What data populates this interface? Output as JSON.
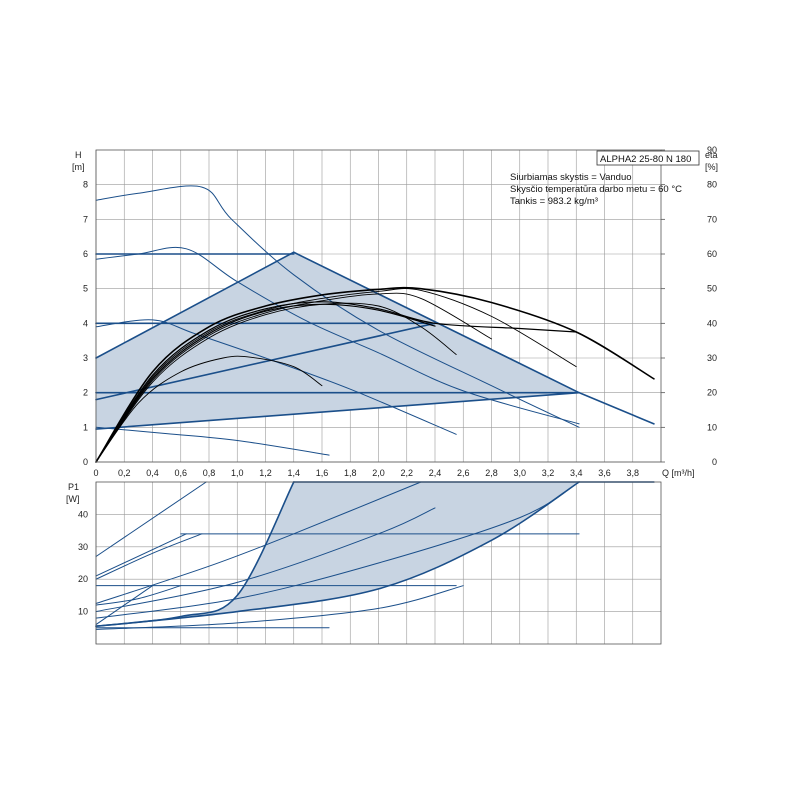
{
  "title": "ALPHA2 25-80 N 180",
  "info_lines": [
    "Siurbiamas skystis = Vanduo",
    "Skysčio temperatūra darbo metu = 60 °C",
    "Tankis = 983.2 kg/m³"
  ],
  "axes": {
    "h_label": [
      "H",
      "[m]"
    ],
    "eta_label": [
      "eta",
      "[%]"
    ],
    "q_label": "Q [m³/h]",
    "p_label": [
      "P1",
      "[W]"
    ]
  },
  "colors": {
    "envelope_fill": "#c8d4e2",
    "blue_curve": "#1b4f8a",
    "black_curve": "#000000",
    "grid": "#9a9a9a"
  },
  "chart_data": [
    {
      "type": "line",
      "name": "head",
      "xlim": [
        0,
        4.0
      ],
      "ylim": [
        0,
        9
      ],
      "y2lim": [
        0,
        100
      ],
      "grid": true,
      "x_ticks": [
        0,
        0.2,
        0.4,
        0.6,
        0.8,
        1.0,
        1.2,
        1.4,
        1.6,
        1.8,
        2.0,
        2.2,
        2.4,
        2.6,
        2.8,
        3.0,
        3.2,
        3.4,
        3.6,
        3.8
      ],
      "x_tick_labels": [
        "0",
        "0,2",
        "0,4",
        "0,6",
        "0,8",
        "1,0",
        "1,2",
        "1,4",
        "1,6",
        "1,8",
        "2,0",
        "2,2",
        "2,4",
        "2,6",
        "2,8",
        "3,0",
        "3,2",
        "3,4",
        "3,6",
        "3,8"
      ],
      "y_ticks": [
        0,
        1,
        2,
        3,
        4,
        5,
        6,
        7,
        8
      ],
      "y2_ticks": [
        0,
        10,
        20,
        30,
        40,
        50,
        60,
        70,
        80,
        90
      ],
      "envelope": [
        [
          0,
          0.95
        ],
        [
          0,
          3.0
        ],
        [
          1.4,
          6.05
        ],
        [
          3.42,
          2.0
        ],
        [
          0,
          0.95
        ]
      ],
      "series": [
        {
          "style": "blue",
          "width": 1.0,
          "points": [
            [
              0,
              7.55
            ],
            [
              0.3,
              7.75
            ],
            [
              0.75,
              7.93
            ],
            [
              0.96,
              7.0
            ],
            [
              1.4,
              5.4
            ],
            [
              2.0,
              3.8
            ],
            [
              2.8,
              2.2
            ],
            [
              3.42,
              1.0
            ]
          ]
        },
        {
          "style": "blue",
          "width": 1.0,
          "points": [
            [
              0,
              5.85
            ],
            [
              0.3,
              6.0
            ],
            [
              0.64,
              6.15
            ],
            [
              1.0,
              5.2
            ],
            [
              1.5,
              4.05
            ],
            [
              2.0,
              3.15
            ],
            [
              2.6,
              2.05
            ],
            [
              3.42,
              1.1
            ]
          ]
        },
        {
          "style": "blue",
          "width": 1.0,
          "points": [
            [
              0,
              3.9
            ],
            [
              0.4,
              4.1
            ],
            [
              0.7,
              3.7
            ],
            [
              1.2,
              3.0
            ],
            [
              1.8,
              2.1
            ],
            [
              2.55,
              0.8
            ]
          ]
        },
        {
          "style": "blue",
          "width": 1.0,
          "points": [
            [
              0,
              1.0
            ],
            [
              0.5,
              0.82
            ],
            [
              1.0,
              0.62
            ],
            [
              1.65,
              0.2
            ]
          ]
        },
        {
          "style": "blue",
          "width": 1.6,
          "points": [
            [
              0,
              6.0
            ],
            [
              1.4,
              6.0
            ]
          ]
        },
        {
          "style": "blue",
          "width": 1.6,
          "points": [
            [
              0,
              4.0
            ],
            [
              2.4,
              4.0
            ]
          ]
        },
        {
          "style": "blue",
          "width": 1.6,
          "points": [
            [
              0,
              2.0
            ],
            [
              3.42,
              2.0
            ]
          ]
        },
        {
          "style": "blue",
          "width": 1.6,
          "points": [
            [
              0,
              3.0
            ],
            [
              1.4,
              6.05
            ]
          ]
        },
        {
          "style": "blue",
          "width": 1.6,
          "points": [
            [
              1.4,
              6.05
            ],
            [
              3.42,
              2.0
            ]
          ]
        },
        {
          "style": "blue",
          "width": 1.6,
          "points": [
            [
              0,
              0.95
            ],
            [
              3.42,
              2.0
            ]
          ]
        },
        {
          "style": "blue",
          "width": 1.6,
          "points": [
            [
              0,
              1.8
            ],
            [
              2.4,
              4.0
            ]
          ]
        },
        {
          "style": "blue",
          "width": 1.6,
          "points": [
            [
              3.42,
              2.0
            ],
            [
              3.95,
              1.1
            ]
          ]
        },
        {
          "style": "black",
          "width": 1.6,
          "points": [
            [
              0,
              0
            ],
            [
              0.4,
              2.6
            ],
            [
              0.8,
              3.9
            ],
            [
              1.2,
              4.5
            ],
            [
              1.6,
              4.82
            ],
            [
              2.0,
              4.98
            ],
            [
              2.3,
              5.0
            ],
            [
              2.8,
              4.6
            ],
            [
              3.4,
              3.75
            ],
            [
              3.95,
              2.4
            ]
          ]
        },
        {
          "style": "black",
          "width": 0.9,
          "points": [
            [
              0,
              0
            ],
            [
              0.4,
              2.45
            ],
            [
              0.8,
              3.75
            ],
            [
              1.2,
              4.38
            ],
            [
              1.6,
              4.72
            ],
            [
              2.0,
              4.92
            ],
            [
              2.3,
              4.95
            ],
            [
              2.8,
              4.2
            ],
            [
              3.4,
              2.75
            ]
          ]
        },
        {
          "style": "black",
          "width": 0.9,
          "points": [
            [
              0,
              0
            ],
            [
              0.4,
              2.35
            ],
            [
              0.8,
              3.65
            ],
            [
              1.2,
              4.3
            ],
            [
              1.6,
              4.65
            ],
            [
              2.0,
              4.85
            ],
            [
              2.3,
              4.72
            ],
            [
              2.8,
              3.55
            ]
          ]
        },
        {
          "style": "black",
          "width": 0.9,
          "points": [
            [
              0,
              0
            ],
            [
              0.4,
              2.3
            ],
            [
              0.8,
              3.58
            ],
            [
              1.2,
              4.25
            ],
            [
              1.6,
              4.55
            ],
            [
              2.0,
              4.5
            ],
            [
              2.3,
              3.9
            ],
            [
              2.55,
              3.1
            ]
          ]
        },
        {
          "style": "black",
          "width": 0.9,
          "points": [
            [
              0,
              0
            ],
            [
              0.3,
              1.7
            ],
            [
              0.6,
              2.6
            ],
            [
              0.9,
              3.0
            ],
            [
              1.1,
              3.02
            ],
            [
              1.4,
              2.75
            ],
            [
              1.6,
              2.2
            ]
          ]
        },
        {
          "style": "black",
          "width": 1.2,
          "points": [
            [
              0,
              0
            ],
            [
              0.4,
              2.5
            ],
            [
              0.8,
              3.8
            ],
            [
              1.2,
              4.42
            ],
            [
              1.6,
              4.62
            ],
            [
              2.0,
              4.42
            ],
            [
              2.4,
              4.0
            ],
            [
              3.0,
              3.85
            ],
            [
              3.4,
              3.75
            ]
          ]
        },
        {
          "style": "black",
          "width": 1.2,
          "points": [
            [
              0,
              0
            ],
            [
              0.4,
              2.4
            ],
            [
              0.8,
              3.7
            ],
            [
              1.2,
              4.35
            ],
            [
              1.6,
              4.55
            ],
            [
              2.0,
              4.38
            ],
            [
              2.4,
              3.92
            ]
          ]
        }
      ]
    },
    {
      "type": "line",
      "name": "power",
      "xlim": [
        0,
        4.0
      ],
      "ylim": [
        0,
        50
      ],
      "grid": true,
      "y_ticks": [
        10,
        20,
        30,
        40
      ],
      "envelope": [
        [
          0,
          5.5
        ],
        [
          1.4,
          50
        ],
        [
          3.42,
          50
        ],
        [
          0,
          5.5
        ]
      ],
      "series": [
        {
          "style": "blue",
          "width": 1.6,
          "points": [
            [
              1.4,
              50
            ],
            [
              3.95,
              50
            ]
          ]
        },
        {
          "style": "blue",
          "width": 1.6,
          "points": [
            [
              0,
              5.5
            ],
            [
              0.6,
              8.5
            ],
            [
              1.0,
              15.0
            ],
            [
              1.4,
              50
            ]
          ]
        },
        {
          "style": "blue",
          "width": 1.6,
          "points": [
            [
              0,
              5.5
            ],
            [
              1.0,
              10.0
            ],
            [
              2.0,
              17.0
            ],
            [
              2.8,
              32.0
            ],
            [
              3.42,
              50
            ]
          ]
        },
        {
          "style": "blue",
          "width": 1.0,
          "points": [
            [
              0,
              5.0
            ],
            [
              1.65,
              5.0
            ]
          ]
        },
        {
          "style": "blue",
          "width": 1.0,
          "points": [
            [
              0,
              18.0
            ],
            [
              2.55,
              18.0
            ]
          ]
        },
        {
          "style": "blue",
          "width": 1.0,
          "points": [
            [
              0.6,
              34.0
            ],
            [
              3.42,
              34.0
            ]
          ]
        },
        {
          "style": "blue",
          "width": 1.0,
          "points": [
            [
              0,
              27.0
            ],
            [
              0.78,
              50.0
            ]
          ]
        },
        {
          "style": "blue",
          "width": 1.0,
          "points": [
            [
              0,
              21.0
            ],
            [
              0.64,
              34.0
            ]
          ]
        },
        {
          "style": "blue",
          "width": 1.0,
          "points": [
            [
              0,
              6.0
            ],
            [
              0.4,
              18.0
            ]
          ]
        },
        {
          "style": "blue",
          "width": 1.0,
          "points": [
            [
              0,
              12.5
            ],
            [
              0.8,
              24.0
            ],
            [
              1.4,
              34.0
            ],
            [
              2.3,
              50.0
            ]
          ]
        },
        {
          "style": "blue",
          "width": 1.0,
          "points": [
            [
              0,
              8.0
            ],
            [
              1.0,
              14.0
            ],
            [
              2.0,
              25.0
            ],
            [
              3.0,
              39.0
            ],
            [
              3.42,
              50.0
            ]
          ]
        },
        {
          "style": "blue",
          "width": 1.0,
          "points": [
            [
              0,
              20.0
            ],
            [
              0.4,
              28.0
            ],
            [
              0.75,
              34.0
            ]
          ]
        },
        {
          "style": "blue",
          "width": 1.0,
          "points": [
            [
              0,
              4.5
            ],
            [
              1.0,
              6.5
            ],
            [
              2.0,
              11.0
            ],
            [
              2.6,
              18.0
            ]
          ]
        },
        {
          "style": "blue",
          "width": 1.0,
          "points": [
            [
              0,
              12.0
            ],
            [
              0.3,
              14.0
            ],
            [
              0.6,
              18.0
            ]
          ]
        },
        {
          "style": "blue",
          "width": 1.0,
          "points": [
            [
              0,
              10.0
            ],
            [
              1.0,
              19.0
            ],
            [
              2.0,
              34.0
            ],
            [
              2.4,
              42.0
            ]
          ]
        }
      ]
    }
  ]
}
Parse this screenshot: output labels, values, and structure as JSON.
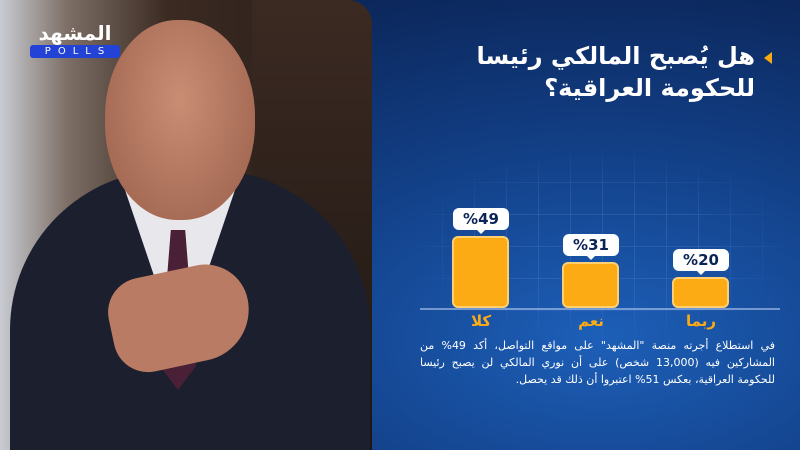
{
  "logo": {
    "arabic": "المشهد",
    "polls": "POLLS"
  },
  "title": {
    "line1": "هل يُصبح المالكي رئيسا",
    "line2": "للحكومة العراقية؟"
  },
  "chart_data": {
    "type": "bar",
    "categories": [
      "كلا",
      "نعم",
      "ربما"
    ],
    "values": [
      49,
      31,
      20
    ],
    "data_labels": [
      "%49",
      "%31",
      "%20"
    ],
    "ylim": [
      0,
      55
    ],
    "grid": true,
    "bar_color": "#fdab15"
  },
  "description": "في استطلاع أجرته منصة \"المشهد\" على مواقع التواصل، أكد 49% من المشاركين فيه (13,000 شخص) على أن نوري المالكي لن يصبح رئيسا للحكومة العراقية، بعكس 51% اعتبروا أن ذلك قد يحصل."
}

※ ※ ※

Work to do:
Only lines with the word "المالكي" should be collected from the material.

Worked answer:
    "line1": "هل يُصبح المالكي رئيسا",
  "description": "في استطلاع أجرته منصة \"المشهد\" على مواقع التواصل، أكد 49% من المشاركين فيه (13,000 شخص) على أن نوري المالكي لن يصبح رئيسا للحكومة العراقية، بعكس 51% اعتبروا أن ذلك قد يحصل."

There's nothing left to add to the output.